*** Raw data

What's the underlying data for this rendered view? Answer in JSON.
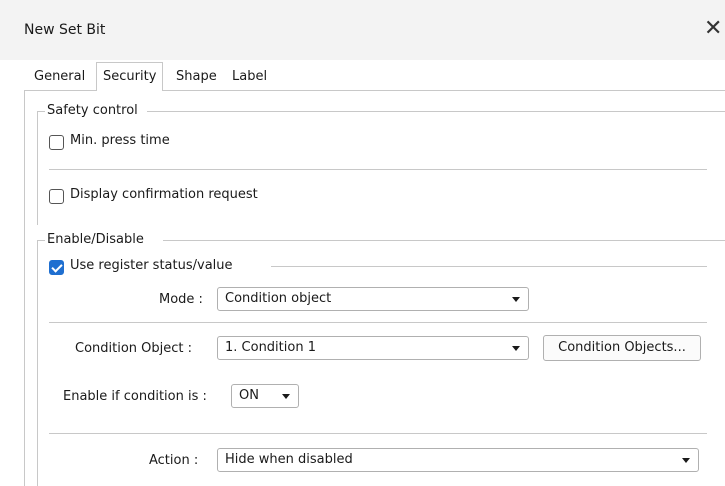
{
  "window": {
    "title": "New Set Bit",
    "close_icon": "close-icon"
  },
  "tabs": [
    {
      "label": "General",
      "active": false
    },
    {
      "label": "Security",
      "active": true
    },
    {
      "label": "Shape",
      "active": false
    },
    {
      "label": "Label",
      "active": false
    }
  ],
  "safety": {
    "legend": "Safety control",
    "min_press": {
      "label": "Min. press time",
      "checked": false
    },
    "confirm": {
      "label": "Display confirmation request",
      "checked": false
    }
  },
  "enable": {
    "legend": "Enable/Disable",
    "use_register": {
      "label": "Use register status/value",
      "checked": true
    },
    "mode": {
      "label": "Mode :",
      "value": "Condition object"
    },
    "condition_object": {
      "label": "Condition Object :",
      "value": "1. Condition 1",
      "button": "Condition Objects..."
    },
    "enable_if": {
      "label": "Enable if condition is :",
      "value": "ON"
    },
    "action": {
      "label": "Action :",
      "value": "Hide when disabled"
    }
  },
  "colors": {
    "accent": "#1f6fd0",
    "border": "#c8c8c8"
  }
}
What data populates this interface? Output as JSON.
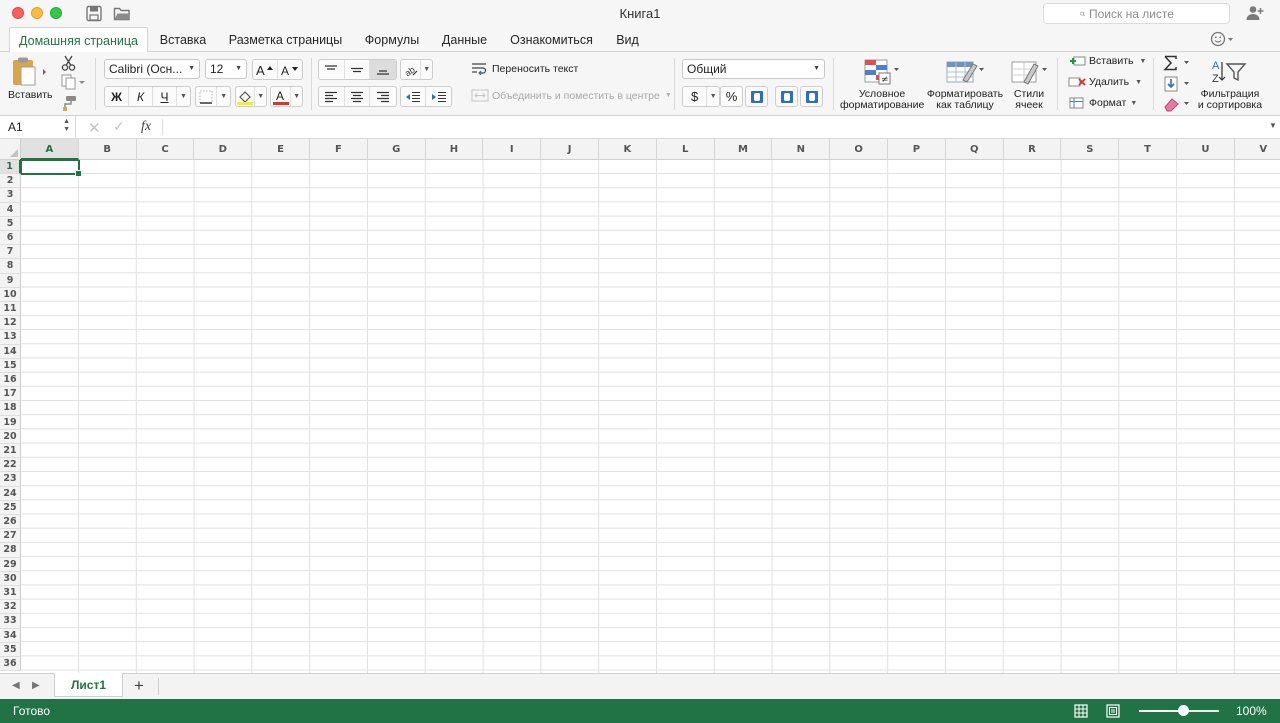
{
  "window": {
    "title": "Книга1"
  },
  "search": {
    "placeholder": "Поиск на листе"
  },
  "tabs": [
    {
      "label": "Домашняя страница"
    },
    {
      "label": "Вставка"
    },
    {
      "label": "Разметка страницы"
    },
    {
      "label": "Формулы"
    },
    {
      "label": "Данные"
    },
    {
      "label": "Ознакомиться"
    },
    {
      "label": "Вид"
    }
  ],
  "ribbon": {
    "paste_label": "Вставить",
    "font_name": "Calibri (Осн...",
    "font_size": "12",
    "bold": "Ж",
    "italic": "К",
    "underline": "Ч",
    "wrap_text": "Переносить текст",
    "merge_center": "Объединить и поместить в центре",
    "number_format": "Общий",
    "currency": "$",
    "percent": "%",
    "cond_format_1": "Условное",
    "cond_format_2": "форматирование",
    "format_table_1": "Форматировать",
    "format_table_2": "как таблицу",
    "cell_styles_1": "Стили",
    "cell_styles_2": "ячеек",
    "insert_cells": "Вставить",
    "delete_cells": "Удалить",
    "format_cells": "Формат",
    "filter_sort_1": "Фильтрация",
    "filter_sort_2": "и сортировка"
  },
  "formula_bar": {
    "name_box": "A1",
    "fx": "fx",
    "value": ""
  },
  "grid": {
    "columns": [
      "A",
      "B",
      "C",
      "D",
      "E",
      "F",
      "G",
      "H",
      "I",
      "J",
      "K",
      "L",
      "M",
      "N",
      "O",
      "P",
      "Q",
      "R",
      "S",
      "T",
      "U",
      "V"
    ],
    "rows": [
      "1",
      "2",
      "3",
      "4",
      "5",
      "6",
      "7",
      "8",
      "9",
      "10",
      "11",
      "12",
      "13",
      "14",
      "15",
      "16",
      "17",
      "18",
      "19",
      "20",
      "21",
      "22",
      "23",
      "24",
      "25",
      "26",
      "27",
      "28",
      "29",
      "30",
      "31",
      "32",
      "33",
      "34",
      "35",
      "36"
    ],
    "selected_cell": "A1"
  },
  "sheets": {
    "tabs": [
      {
        "label": "Лист1"
      }
    ],
    "add": "+"
  },
  "status": {
    "text": "Готово",
    "zoom": "100%",
    "zoom_fraction": 0.55
  },
  "colors": {
    "accent": "#217346",
    "gridline": "#e1e1e1",
    "header_bg": "#f3f3f3"
  }
}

******

Using the material above, return every line exactly as it appears, minus the pictures.

What's the underlying data for this rendered view? Answer in JSON.
{
  "window": {
    "title": "New Set Bit",
    "close_icon": "close-icon"
  },
  "tabs": [
    {
      "label": "General",
      "active": false
    },
    {
      "label": "Security",
      "active": true
    },
    {
      "label": "Shape",
      "active": false
    },
    {
      "label": "Label",
      "active": false
    }
  ],
  "safety": {
    "legend": "Safety control",
    "min_press": {
      "label": "Min. press time",
      "checked": false
    },
    "confirm": {
      "label": "Display confirmation request",
      "checked": false
    }
  },
  "enable": {
    "legend": "Enable/Disable",
    "use_register": {
      "label": "Use register status/value",
      "checked": true
    },
    "mode": {
      "label": "Mode :",
      "value": "Condition object"
    },
    "condition_object": {
      "label": "Condition Object :",
      "value": "1. Condition 1",
      "button": "Condition Objects..."
    },
    "enable_if": {
      "label": "Enable if condition is :",
      "value": "ON"
    },
    "action": {
      "label": "Action :",
      "value": "Hide when disabled"
    }
  },
  "colors": {
    "accent": "#1f6fd0",
    "border": "#c8c8c8"
  }
}
What data populates this interface? Output as JSON.
{
  "window": {
    "title": "Книга1"
  },
  "search": {
    "placeholder": "Поиск на листе"
  },
  "tabs": [
    {
      "label": "Домашняя страница"
    },
    {
      "label": "Вставка"
    },
    {
      "label": "Разметка страницы"
    },
    {
      "label": "Формулы"
    },
    {
      "label": "Данные"
    },
    {
      "label": "Ознакомиться"
    },
    {
      "label": "Вид"
    }
  ],
  "ribbon": {
    "paste_label": "Вставить",
    "font_name": "Calibri (Осн...",
    "font_size": "12",
    "bold": "Ж",
    "italic": "К",
    "underline": "Ч",
    "wrap_text": "Переносить текст",
    "merge_center": "Объединить и поместить в центре",
    "number_format": "Общий",
    "currency": "$",
    "percent": "%",
    "cond_format_1": "Условное",
    "cond_format_2": "форматирование",
    "format_table_1": "Форматировать",
    "format_table_2": "как таблицу",
    "cell_styles_1": "Стили",
    "cell_styles_2": "ячеек",
    "insert_cells": "Вставить",
    "delete_cells": "Удалить",
    "format_cells": "Формат",
    "filter_sort_1": "Фильтрация",
    "filter_sort_2": "и сортировка"
  },
  "formula_bar": {
    "name_box": "A1",
    "fx": "fx",
    "value": ""
  },
  "grid": {
    "columns": [
      "A",
      "B",
      "C",
      "D",
      "E",
      "F",
      "G",
      "H",
      "I",
      "J",
      "K",
      "L",
      "M",
      "N",
      "O",
      "P",
      "Q",
      "R",
      "S",
      "T",
      "U",
      "V"
    ],
    "rows": [
      "1",
      "2",
      "3",
      "4",
      "5",
      "6",
      "7",
      "8",
      "9",
      "10",
      "11",
      "12",
      "13",
      "14",
      "15",
      "16",
      "17",
      "18",
      "19",
      "20",
      "21",
      "22",
      "23",
      "24",
      "25",
      "26",
      "27",
      "28",
      "29",
      "30",
      "31",
      "32",
      "33",
      "34",
      "35",
      "36"
    ],
    "selected_cell": "A1"
  },
  "sheets": {
    "tabs": [
      {
        "label": "Лист1"
      }
    ],
    "add": "+"
  },
  "status": {
    "text": "Готово",
    "zoom": "100%",
    "zoom_fraction": 0.55
  },
  "colors": {
    "accent": "#217346",
    "gridline": "#e1e1e1",
    "header_bg": "#f3f3f3"
  }
}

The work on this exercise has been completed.